Task details >>
Give every entry again, word for word.

--- begin Records provided ---

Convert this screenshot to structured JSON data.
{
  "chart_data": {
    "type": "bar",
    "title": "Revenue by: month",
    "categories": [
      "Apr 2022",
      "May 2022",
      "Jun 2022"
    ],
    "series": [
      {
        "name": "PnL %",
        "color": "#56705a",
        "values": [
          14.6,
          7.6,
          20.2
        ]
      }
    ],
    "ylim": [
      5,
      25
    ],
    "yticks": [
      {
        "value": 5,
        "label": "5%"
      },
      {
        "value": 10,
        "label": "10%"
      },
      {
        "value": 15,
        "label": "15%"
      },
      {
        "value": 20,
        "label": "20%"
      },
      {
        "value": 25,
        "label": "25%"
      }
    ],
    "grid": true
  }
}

--- end Records provided ---

Solution to this task >>
Convert this screenshot to structured JSON data.
{
  "chart_data": {
    "type": "bar",
    "title": "Revenue by: month",
    "categories": [
      "Apr 2022",
      "May 2022",
      "Jun 2022"
    ],
    "series": [
      {
        "name": "PnL %",
        "color": "#56705a",
        "values": [
          14.6,
          7.6,
          20.2
        ]
      }
    ],
    "ylim": [
      5,
      25
    ],
    "yticks": [
      {
        "value": 5,
        "label": "5%"
      },
      {
        "value": 10,
        "label": "10%"
      },
      {
        "value": 15,
        "label": "15%"
      },
      {
        "value": 20,
        "label": "20%"
      },
      {
        "value": 25,
        "label": "25%"
      }
    ],
    "grid": true
  }
}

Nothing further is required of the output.